* _Data for this task_
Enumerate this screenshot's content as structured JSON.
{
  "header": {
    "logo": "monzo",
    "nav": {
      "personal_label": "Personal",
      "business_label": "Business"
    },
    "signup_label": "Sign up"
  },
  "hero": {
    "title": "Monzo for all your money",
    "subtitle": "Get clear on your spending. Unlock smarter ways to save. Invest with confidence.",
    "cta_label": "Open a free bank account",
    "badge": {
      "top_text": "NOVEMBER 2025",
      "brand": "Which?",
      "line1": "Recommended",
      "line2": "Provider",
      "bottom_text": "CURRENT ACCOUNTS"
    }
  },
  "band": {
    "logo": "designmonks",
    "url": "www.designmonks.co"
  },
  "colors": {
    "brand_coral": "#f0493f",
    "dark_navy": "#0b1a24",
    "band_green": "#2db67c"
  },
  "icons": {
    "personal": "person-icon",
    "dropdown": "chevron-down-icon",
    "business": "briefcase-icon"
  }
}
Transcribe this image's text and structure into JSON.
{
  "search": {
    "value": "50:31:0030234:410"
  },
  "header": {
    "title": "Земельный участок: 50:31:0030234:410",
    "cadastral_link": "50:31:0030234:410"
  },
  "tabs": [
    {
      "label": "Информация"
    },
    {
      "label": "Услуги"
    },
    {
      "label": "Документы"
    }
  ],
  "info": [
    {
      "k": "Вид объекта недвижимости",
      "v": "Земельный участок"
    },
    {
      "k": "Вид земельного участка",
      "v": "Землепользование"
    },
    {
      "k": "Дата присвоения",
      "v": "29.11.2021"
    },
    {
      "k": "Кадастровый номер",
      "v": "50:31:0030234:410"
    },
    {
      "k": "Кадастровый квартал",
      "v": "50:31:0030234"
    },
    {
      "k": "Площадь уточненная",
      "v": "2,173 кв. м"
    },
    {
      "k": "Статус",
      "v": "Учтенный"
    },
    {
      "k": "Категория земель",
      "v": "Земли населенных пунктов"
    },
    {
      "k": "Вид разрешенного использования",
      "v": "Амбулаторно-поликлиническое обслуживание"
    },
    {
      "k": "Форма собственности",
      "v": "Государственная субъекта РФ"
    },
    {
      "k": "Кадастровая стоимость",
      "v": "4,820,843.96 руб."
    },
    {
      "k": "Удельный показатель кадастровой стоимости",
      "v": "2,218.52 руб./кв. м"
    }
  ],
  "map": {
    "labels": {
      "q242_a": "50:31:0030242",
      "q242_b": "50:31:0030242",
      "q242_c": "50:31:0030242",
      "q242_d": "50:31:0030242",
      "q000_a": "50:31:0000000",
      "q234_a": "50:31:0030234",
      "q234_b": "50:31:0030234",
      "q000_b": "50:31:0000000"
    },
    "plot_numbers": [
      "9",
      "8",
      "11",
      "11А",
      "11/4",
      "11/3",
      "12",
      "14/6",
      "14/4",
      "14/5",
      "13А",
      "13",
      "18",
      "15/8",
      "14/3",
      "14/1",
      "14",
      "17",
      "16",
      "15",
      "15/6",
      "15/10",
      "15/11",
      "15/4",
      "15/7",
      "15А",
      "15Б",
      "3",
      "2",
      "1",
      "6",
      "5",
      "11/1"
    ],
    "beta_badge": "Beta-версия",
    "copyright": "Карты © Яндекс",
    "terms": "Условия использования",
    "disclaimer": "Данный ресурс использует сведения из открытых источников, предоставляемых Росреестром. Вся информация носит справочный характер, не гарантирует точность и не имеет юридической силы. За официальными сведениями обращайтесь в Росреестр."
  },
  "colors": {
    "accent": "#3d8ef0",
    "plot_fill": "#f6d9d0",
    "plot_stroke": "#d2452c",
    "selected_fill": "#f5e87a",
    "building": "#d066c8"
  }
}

* _Work to be completed_
Copy down every line of the entries containing the word "designmonks".

* _Solution to the exercise_
    "logo": "designmonks",
    "url": "www.designmonks.co"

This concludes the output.